◆ 问题陈述:
能把下面全部材料一行不差地原样重复出来吗？

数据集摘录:

↓

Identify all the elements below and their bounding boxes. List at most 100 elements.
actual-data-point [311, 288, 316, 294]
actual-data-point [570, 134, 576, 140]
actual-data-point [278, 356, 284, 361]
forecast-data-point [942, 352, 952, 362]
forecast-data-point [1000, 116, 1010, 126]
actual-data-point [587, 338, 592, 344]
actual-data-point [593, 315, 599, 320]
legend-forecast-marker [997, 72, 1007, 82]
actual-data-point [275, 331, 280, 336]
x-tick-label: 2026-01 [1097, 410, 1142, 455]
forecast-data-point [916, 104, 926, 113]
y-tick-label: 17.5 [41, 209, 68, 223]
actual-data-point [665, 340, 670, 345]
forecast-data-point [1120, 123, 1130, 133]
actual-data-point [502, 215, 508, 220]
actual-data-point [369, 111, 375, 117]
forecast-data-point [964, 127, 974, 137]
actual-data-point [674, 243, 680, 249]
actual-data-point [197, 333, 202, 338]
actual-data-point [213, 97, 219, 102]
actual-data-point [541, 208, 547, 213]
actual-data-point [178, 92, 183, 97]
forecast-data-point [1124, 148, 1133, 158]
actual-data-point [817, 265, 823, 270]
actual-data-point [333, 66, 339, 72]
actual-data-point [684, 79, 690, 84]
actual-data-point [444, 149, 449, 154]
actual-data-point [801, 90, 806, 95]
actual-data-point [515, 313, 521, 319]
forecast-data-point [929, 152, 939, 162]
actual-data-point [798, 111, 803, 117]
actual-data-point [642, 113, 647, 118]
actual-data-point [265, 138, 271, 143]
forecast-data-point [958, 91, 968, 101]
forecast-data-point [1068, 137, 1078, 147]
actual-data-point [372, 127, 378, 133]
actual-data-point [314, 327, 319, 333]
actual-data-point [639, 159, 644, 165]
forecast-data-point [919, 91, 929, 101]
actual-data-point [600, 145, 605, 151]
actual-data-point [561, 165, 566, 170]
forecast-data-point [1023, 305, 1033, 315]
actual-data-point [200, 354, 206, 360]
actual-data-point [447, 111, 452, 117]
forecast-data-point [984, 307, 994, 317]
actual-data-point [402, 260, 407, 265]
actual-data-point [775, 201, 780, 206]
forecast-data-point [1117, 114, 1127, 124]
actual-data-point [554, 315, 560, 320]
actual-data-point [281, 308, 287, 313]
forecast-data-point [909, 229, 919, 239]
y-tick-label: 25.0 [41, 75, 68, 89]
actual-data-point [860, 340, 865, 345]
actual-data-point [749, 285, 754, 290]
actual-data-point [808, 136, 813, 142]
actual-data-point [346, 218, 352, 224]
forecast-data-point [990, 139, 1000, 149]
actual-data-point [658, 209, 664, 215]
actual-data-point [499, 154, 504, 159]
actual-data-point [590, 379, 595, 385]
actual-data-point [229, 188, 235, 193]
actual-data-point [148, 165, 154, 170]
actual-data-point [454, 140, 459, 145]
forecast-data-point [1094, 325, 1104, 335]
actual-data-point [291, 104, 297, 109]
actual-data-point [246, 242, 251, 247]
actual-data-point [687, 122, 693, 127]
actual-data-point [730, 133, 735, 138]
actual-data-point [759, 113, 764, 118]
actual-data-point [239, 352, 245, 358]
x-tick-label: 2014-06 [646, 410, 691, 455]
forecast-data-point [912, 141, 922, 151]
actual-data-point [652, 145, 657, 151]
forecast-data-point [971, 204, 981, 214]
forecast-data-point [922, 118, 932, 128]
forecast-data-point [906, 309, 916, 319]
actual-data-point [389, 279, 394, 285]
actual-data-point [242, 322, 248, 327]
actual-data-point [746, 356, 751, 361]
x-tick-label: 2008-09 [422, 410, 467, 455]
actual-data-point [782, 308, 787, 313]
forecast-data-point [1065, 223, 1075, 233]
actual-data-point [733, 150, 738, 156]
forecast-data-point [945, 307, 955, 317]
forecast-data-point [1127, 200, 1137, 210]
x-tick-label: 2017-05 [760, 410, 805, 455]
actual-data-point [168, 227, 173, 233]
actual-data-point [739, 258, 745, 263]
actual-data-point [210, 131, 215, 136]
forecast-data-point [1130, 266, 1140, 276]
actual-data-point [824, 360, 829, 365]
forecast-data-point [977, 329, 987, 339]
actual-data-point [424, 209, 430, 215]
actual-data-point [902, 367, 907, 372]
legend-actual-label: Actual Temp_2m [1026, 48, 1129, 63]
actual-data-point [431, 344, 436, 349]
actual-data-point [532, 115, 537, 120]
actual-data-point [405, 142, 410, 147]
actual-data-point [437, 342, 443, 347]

↑

◆ 答案如下:
Identify all the elements below and their bounding boxes. List at most 100 elements.
actual-data-point [311, 288, 316, 294]
actual-data-point [570, 134, 576, 140]
actual-data-point [278, 356, 284, 361]
forecast-data-point [942, 352, 952, 362]
forecast-data-point [1000, 116, 1010, 126]
actual-data-point [587, 338, 592, 344]
actual-data-point [593, 315, 599, 320]
legend-forecast-marker [997, 72, 1007, 82]
actual-data-point [275, 331, 280, 336]
x-tick-label: 2026-01 [1097, 410, 1142, 455]
forecast-data-point [916, 104, 926, 113]
y-tick-label: 17.5 [41, 209, 68, 223]
actual-data-point [665, 340, 670, 345]
forecast-data-point [1120, 123, 1130, 133]
actual-data-point [502, 215, 508, 220]
actual-data-point [369, 111, 375, 117]
forecast-data-point [964, 127, 974, 137]
actual-data-point [674, 243, 680, 249]
actual-data-point [197, 333, 202, 338]
actual-data-point [213, 97, 219, 102]
actual-data-point [541, 208, 547, 213]
actual-data-point [178, 92, 183, 97]
forecast-data-point [1124, 148, 1133, 158]
actual-data-point [817, 265, 823, 270]
actual-data-point [333, 66, 339, 72]
actual-data-point [684, 79, 690, 84]
actual-data-point [444, 149, 449, 154]
actual-data-point [801, 90, 806, 95]
actual-data-point [515, 313, 521, 319]
forecast-data-point [929, 152, 939, 162]
actual-data-point [798, 111, 803, 117]
actual-data-point [642, 113, 647, 118]
actual-data-point [265, 138, 271, 143]
forecast-data-point [958, 91, 968, 101]
forecast-data-point [1068, 137, 1078, 147]
actual-data-point [372, 127, 378, 133]
actual-data-point [314, 327, 319, 333]
actual-data-point [639, 159, 644, 165]
forecast-data-point [919, 91, 929, 101]
actual-data-point [600, 145, 605, 151]
actual-data-point [561, 165, 566, 170]
forecast-data-point [1023, 305, 1033, 315]
actual-data-point [200, 354, 206, 360]
actual-data-point [447, 111, 452, 117]
forecast-data-point [984, 307, 994, 317]
actual-data-point [402, 260, 407, 265]
actual-data-point [775, 201, 780, 206]
forecast-data-point [1117, 114, 1127, 124]
actual-data-point [554, 315, 560, 320]
actual-data-point [281, 308, 287, 313]
forecast-data-point [909, 229, 919, 239]
y-tick-label: 25.0 [41, 75, 68, 89]
actual-data-point [860, 340, 865, 345]
actual-data-point [749, 285, 754, 290]
actual-data-point [808, 136, 813, 142]
actual-data-point [346, 218, 352, 224]
forecast-data-point [990, 139, 1000, 149]
actual-data-point [658, 209, 664, 215]
actual-data-point [499, 154, 504, 159]
actual-data-point [590, 379, 595, 385]
actual-data-point [229, 188, 235, 193]
actual-data-point [148, 165, 154, 170]
actual-data-point [454, 140, 459, 145]
forecast-data-point [1094, 325, 1104, 335]
actual-data-point [291, 104, 297, 109]
actual-data-point [246, 242, 251, 247]
actual-data-point [687, 122, 693, 127]
actual-data-point [730, 133, 735, 138]
actual-data-point [759, 113, 764, 118]
actual-data-point [239, 352, 245, 358]
x-tick-label: 2014-06 [646, 410, 691, 455]
forecast-data-point [912, 141, 922, 151]
actual-data-point [652, 145, 657, 151]
forecast-data-point [971, 204, 981, 214]
forecast-data-point [922, 118, 932, 128]
forecast-data-point [906, 309, 916, 319]
actual-data-point [389, 279, 394, 285]
actual-data-point [242, 322, 248, 327]
actual-data-point [746, 356, 751, 361]
x-tick-label: 2008-09 [422, 410, 467, 455]
actual-data-point [782, 308, 787, 313]
forecast-data-point [1065, 223, 1075, 233]
actual-data-point [733, 150, 738, 156]
forecast-data-point [945, 307, 955, 317]
forecast-data-point [1127, 200, 1137, 210]
x-tick-label: 2017-05 [760, 410, 805, 455]
actual-data-point [168, 227, 173, 233]
actual-data-point [739, 258, 745, 263]
actual-data-point [210, 131, 215, 136]
forecast-data-point [1130, 266, 1140, 276]
actual-data-point [824, 360, 829, 365]
forecast-data-point [977, 329, 987, 339]
actual-data-point [424, 209, 430, 215]
actual-data-point [902, 367, 907, 372]
legend-actual-label: Actual Temp_2m [1026, 48, 1129, 63]
actual-data-point [431, 344, 436, 349]
actual-data-point [532, 115, 537, 120]
actual-data-point [405, 142, 410, 147]
actual-data-point [437, 342, 443, 347]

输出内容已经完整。